Directions for this task | Restate the whole listing word for word. Pictures are left out.
╭─ Supplied records
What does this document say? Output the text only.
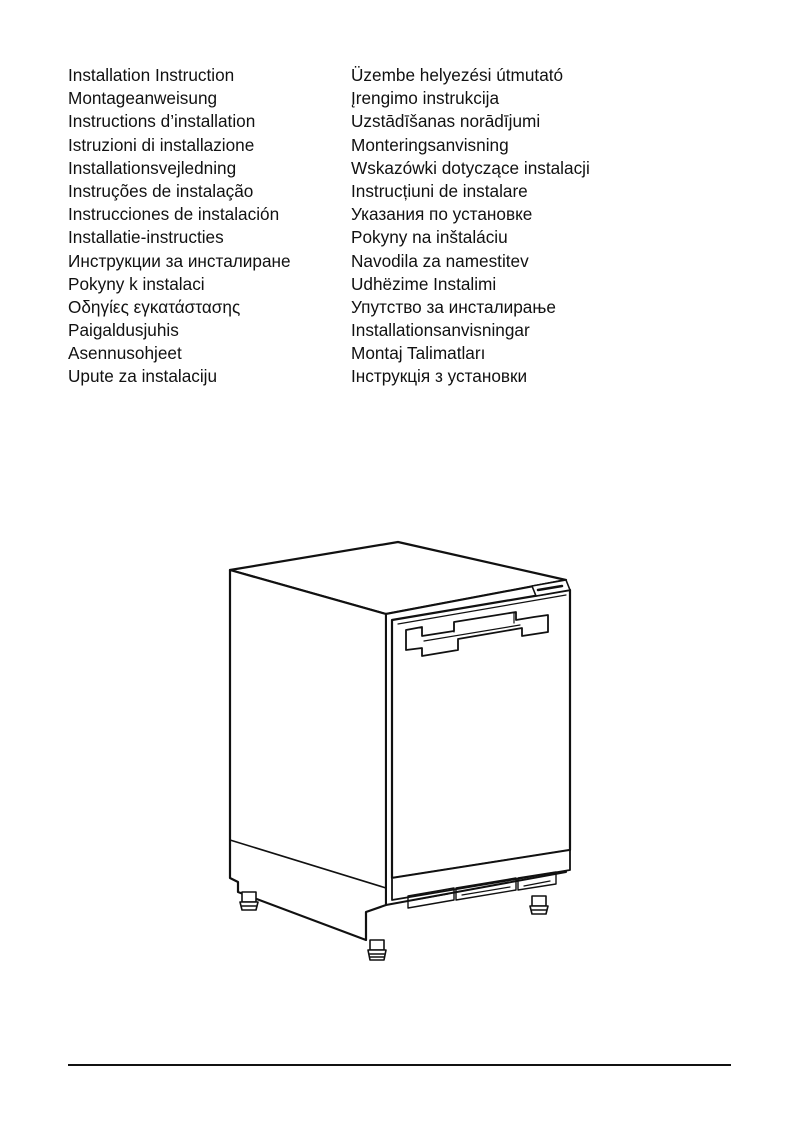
Installation Instruction
Montageanweisung
Instructions d’installation
Istruzioni di installazione
Installationsvejledning
Instruções de instalação
Instrucciones de instalación
Installatie-instructies
Инструкции за инсталиране
Pokyny k instalaci
Οδηγίες εγκατάστασης
Paigaldusjuhis
Asennusohjeet
Upute za instalaciju
Üzembe helyezési útmutató
Įrengimo instrukcija
Uzstādīšanas norādījumi
Monteringsanvisning
Wskazówki dotyczące instalacji
Instrucțiuni de instalare
Указания по установке
Pokyny na inštaláciu
Navodila za namestitev
Udhëzime Instalimi
Упутство за инсталирање
Installationsanvisningar
Montaj Talimatları
Інструкція з установки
╰─
Result of the task |
What does this document say? Output the text only.
Installation Instruction
Montageanweisung
Instructions d’installation
Istruzioni di installazione
Installationsvejledning
Instruções de instalação
Instrucciones de instalación
Installatie-instructies
Инструкции за инсталиране
Pokyny k instalaci
Οδηγίες εγκατάστασης
Paigaldusjuhis
Asennusohjeet
Upute za instalaciju
Üzembe helyezési útmutató
Įrengimo instrukcija
Uzstādīšanas norādījumi
Monteringsanvisning
Wskazówki dotyczące instalacji
Instrucțiuni de instalare
Указания по установке
Pokyny na inštaláciu
Navodila za namestitev
Udhëzime Instalimi
Упутство за инсталирање
Installationsanvisningar
Montaj Talimatları
Інструкція з установки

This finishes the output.